Problem details. Wherever a line below holds the word "text", copy that line.

Provided data.
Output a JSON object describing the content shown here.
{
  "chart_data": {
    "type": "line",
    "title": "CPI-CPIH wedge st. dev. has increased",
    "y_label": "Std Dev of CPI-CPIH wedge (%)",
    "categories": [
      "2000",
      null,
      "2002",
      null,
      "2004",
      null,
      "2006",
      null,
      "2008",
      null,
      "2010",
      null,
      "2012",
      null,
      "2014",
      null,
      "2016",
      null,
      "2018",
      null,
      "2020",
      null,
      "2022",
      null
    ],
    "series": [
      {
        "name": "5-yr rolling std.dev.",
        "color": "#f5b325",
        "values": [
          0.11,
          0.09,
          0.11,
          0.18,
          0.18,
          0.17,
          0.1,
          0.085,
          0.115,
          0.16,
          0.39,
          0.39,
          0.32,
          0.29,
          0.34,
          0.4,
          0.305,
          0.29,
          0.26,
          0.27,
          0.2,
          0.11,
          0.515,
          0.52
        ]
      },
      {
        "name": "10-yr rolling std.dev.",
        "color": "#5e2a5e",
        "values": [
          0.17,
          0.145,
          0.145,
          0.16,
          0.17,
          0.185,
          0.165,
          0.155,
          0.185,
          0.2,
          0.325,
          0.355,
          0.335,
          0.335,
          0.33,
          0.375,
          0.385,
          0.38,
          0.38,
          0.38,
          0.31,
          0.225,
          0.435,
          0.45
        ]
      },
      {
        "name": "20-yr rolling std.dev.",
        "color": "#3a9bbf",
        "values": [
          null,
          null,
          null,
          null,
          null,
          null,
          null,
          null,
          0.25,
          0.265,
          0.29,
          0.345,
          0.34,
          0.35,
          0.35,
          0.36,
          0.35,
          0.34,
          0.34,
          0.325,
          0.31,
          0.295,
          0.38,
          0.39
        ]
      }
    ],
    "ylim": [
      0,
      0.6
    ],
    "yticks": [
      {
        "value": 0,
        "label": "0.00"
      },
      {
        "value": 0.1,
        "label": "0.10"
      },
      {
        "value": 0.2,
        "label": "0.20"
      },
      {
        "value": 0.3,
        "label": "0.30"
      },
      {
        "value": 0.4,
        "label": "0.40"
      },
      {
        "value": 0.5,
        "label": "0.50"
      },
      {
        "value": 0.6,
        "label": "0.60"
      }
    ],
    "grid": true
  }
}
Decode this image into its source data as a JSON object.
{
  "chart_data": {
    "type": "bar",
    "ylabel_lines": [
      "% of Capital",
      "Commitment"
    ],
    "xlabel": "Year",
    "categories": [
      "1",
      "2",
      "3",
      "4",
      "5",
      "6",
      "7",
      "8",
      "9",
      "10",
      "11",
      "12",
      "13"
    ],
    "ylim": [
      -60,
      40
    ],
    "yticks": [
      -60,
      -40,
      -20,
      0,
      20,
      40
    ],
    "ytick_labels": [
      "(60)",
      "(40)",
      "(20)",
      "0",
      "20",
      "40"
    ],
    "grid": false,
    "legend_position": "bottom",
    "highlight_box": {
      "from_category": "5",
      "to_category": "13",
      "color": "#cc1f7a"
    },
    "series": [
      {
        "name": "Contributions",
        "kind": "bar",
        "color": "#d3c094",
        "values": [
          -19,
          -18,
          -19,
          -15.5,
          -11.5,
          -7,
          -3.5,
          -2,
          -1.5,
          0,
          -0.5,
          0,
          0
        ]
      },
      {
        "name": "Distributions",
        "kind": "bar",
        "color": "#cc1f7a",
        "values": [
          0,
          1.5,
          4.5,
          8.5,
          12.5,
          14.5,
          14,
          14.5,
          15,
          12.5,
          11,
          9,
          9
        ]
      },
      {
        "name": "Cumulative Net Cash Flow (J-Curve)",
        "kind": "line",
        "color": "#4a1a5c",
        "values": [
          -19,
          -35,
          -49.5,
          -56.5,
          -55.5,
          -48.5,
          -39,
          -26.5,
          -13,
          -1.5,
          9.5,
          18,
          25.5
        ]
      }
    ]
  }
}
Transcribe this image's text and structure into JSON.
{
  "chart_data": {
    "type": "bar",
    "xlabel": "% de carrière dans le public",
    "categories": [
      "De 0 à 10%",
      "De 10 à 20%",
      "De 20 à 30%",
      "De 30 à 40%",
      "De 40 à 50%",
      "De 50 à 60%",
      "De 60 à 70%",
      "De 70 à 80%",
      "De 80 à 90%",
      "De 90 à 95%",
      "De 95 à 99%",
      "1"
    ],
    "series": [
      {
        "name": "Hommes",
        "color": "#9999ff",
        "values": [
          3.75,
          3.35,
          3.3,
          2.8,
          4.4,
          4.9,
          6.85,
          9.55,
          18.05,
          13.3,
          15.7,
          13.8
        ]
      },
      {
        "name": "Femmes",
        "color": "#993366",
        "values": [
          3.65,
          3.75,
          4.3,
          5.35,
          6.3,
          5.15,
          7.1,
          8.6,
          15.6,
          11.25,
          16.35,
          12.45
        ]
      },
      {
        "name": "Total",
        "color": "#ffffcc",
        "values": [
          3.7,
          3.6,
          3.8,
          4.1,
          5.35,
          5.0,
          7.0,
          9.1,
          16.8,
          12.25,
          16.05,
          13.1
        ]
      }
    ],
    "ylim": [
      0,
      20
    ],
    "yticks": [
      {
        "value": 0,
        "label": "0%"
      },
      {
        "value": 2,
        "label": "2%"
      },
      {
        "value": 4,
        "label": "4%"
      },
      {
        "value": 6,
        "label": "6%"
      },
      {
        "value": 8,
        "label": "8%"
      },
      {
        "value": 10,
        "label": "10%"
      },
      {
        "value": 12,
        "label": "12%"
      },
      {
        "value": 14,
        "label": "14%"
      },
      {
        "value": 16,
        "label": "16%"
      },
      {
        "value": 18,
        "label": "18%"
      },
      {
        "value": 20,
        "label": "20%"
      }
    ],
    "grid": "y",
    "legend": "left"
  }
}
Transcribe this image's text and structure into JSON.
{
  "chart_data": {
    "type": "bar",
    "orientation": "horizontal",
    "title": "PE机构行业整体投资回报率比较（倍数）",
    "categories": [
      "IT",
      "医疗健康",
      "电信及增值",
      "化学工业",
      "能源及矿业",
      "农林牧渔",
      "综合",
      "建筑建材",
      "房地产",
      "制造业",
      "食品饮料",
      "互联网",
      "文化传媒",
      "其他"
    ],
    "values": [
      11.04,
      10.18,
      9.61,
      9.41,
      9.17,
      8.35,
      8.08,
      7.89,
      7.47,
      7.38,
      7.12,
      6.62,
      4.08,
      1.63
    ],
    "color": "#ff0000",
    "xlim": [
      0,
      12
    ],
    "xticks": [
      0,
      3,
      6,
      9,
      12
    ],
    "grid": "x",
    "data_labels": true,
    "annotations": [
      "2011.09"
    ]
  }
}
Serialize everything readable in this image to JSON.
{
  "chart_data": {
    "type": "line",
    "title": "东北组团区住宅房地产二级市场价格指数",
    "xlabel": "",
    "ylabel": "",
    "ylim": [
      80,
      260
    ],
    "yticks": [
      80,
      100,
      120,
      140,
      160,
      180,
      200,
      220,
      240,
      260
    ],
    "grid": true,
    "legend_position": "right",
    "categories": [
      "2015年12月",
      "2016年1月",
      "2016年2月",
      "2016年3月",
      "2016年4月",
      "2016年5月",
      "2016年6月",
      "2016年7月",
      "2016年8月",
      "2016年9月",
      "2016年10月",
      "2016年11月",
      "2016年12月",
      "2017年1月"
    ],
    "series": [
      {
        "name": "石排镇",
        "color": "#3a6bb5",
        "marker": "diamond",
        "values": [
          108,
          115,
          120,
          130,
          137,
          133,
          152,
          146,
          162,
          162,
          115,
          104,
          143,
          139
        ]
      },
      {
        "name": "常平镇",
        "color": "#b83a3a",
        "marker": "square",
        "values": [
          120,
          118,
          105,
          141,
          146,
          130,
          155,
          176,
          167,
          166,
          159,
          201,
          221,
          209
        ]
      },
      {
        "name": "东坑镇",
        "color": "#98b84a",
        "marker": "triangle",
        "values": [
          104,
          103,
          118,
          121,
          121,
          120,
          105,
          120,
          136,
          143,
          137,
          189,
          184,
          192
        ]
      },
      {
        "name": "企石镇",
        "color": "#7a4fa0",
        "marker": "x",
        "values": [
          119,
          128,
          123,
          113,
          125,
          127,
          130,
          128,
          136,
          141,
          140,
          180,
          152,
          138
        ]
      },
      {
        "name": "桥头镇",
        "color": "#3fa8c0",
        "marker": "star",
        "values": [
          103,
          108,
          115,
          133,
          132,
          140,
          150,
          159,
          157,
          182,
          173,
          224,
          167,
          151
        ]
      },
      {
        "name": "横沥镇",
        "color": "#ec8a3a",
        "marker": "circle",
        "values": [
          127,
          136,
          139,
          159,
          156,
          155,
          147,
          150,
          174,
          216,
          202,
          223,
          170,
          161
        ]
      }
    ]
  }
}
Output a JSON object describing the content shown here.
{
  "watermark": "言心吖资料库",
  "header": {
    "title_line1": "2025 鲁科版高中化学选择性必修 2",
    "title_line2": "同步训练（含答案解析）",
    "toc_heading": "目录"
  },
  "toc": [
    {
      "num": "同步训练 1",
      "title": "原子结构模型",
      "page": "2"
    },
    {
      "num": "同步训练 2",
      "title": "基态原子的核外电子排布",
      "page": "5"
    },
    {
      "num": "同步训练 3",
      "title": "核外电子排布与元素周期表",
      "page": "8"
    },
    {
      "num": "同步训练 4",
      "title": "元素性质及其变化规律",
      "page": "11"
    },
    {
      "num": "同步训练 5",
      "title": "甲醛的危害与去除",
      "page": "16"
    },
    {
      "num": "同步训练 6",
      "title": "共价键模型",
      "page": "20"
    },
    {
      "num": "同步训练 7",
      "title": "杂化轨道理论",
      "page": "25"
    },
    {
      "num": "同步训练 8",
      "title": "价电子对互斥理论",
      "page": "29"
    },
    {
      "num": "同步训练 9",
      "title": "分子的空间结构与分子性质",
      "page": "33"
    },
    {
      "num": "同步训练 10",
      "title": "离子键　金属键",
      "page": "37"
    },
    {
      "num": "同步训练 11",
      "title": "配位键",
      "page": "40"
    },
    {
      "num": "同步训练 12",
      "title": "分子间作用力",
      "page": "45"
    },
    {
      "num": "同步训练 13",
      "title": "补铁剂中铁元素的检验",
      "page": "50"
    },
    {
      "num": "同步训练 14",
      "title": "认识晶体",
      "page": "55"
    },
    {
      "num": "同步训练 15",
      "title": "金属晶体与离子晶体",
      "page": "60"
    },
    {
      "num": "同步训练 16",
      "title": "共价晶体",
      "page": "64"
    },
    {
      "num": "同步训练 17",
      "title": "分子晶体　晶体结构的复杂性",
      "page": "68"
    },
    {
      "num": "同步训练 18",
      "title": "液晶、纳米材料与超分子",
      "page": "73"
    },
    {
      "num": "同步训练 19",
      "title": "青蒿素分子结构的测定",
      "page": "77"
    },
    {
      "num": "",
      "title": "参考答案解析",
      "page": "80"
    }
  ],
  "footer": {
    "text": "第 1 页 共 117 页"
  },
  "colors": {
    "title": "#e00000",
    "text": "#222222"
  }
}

Answer below.
Transcribe this image's text and structure into JSON.
Transcribe this image's text and structure into JSON.
    "text": "第 1 页 共 117 页"
    "text": "#222222"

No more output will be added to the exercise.